> _MATERIAL FOR THIS EXERCISE_:
^^^^
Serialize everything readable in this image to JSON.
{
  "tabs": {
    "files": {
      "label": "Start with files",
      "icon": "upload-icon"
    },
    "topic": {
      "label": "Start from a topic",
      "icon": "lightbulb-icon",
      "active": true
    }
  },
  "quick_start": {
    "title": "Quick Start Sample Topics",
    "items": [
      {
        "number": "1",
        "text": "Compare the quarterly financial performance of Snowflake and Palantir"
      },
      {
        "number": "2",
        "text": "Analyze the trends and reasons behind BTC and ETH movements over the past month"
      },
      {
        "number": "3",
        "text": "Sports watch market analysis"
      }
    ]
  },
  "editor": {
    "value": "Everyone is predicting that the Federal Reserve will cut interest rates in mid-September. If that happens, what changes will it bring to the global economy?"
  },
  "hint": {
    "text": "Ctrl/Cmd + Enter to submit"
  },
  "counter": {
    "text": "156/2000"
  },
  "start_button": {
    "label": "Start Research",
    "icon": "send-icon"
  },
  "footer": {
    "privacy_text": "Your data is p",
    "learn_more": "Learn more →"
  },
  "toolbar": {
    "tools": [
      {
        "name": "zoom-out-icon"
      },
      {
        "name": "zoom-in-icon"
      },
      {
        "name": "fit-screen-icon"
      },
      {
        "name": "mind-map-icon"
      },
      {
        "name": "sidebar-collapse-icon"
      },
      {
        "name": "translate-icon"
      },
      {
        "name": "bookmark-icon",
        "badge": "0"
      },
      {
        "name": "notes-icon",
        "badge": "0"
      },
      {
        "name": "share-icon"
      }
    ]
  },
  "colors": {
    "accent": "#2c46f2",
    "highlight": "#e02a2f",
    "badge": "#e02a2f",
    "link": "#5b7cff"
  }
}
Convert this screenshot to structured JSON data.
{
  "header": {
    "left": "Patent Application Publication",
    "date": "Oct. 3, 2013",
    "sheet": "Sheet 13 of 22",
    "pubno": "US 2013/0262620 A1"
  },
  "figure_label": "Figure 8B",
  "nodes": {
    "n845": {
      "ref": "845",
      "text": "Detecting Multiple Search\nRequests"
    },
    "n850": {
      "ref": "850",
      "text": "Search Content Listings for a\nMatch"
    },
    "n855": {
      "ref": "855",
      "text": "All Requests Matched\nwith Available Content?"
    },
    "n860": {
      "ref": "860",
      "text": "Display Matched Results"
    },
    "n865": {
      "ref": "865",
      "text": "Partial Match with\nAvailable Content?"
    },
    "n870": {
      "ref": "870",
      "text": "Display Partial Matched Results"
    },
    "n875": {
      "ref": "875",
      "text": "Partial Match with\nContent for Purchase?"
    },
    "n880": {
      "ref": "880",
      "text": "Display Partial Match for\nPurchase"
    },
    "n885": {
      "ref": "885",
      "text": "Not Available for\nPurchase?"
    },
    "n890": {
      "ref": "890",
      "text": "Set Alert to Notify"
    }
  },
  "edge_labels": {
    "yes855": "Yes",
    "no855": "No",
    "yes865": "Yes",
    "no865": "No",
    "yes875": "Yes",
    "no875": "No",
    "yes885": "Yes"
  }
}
^^^^
> _YOUR INSTRUCTIONS_: From the data above, copy each line where the string "name" appears.

> _SOLUTION_:
        "name": "zoom-out-icon"
        "name": "zoom-in-icon"
        "name": "fit-screen-icon"
        "name": "mind-map-icon"
        "name": "sidebar-collapse-icon"
        "name": "translate-icon"
        "name": "bookmark-icon",
        "name": "notes-icon",
        "name": "share-icon"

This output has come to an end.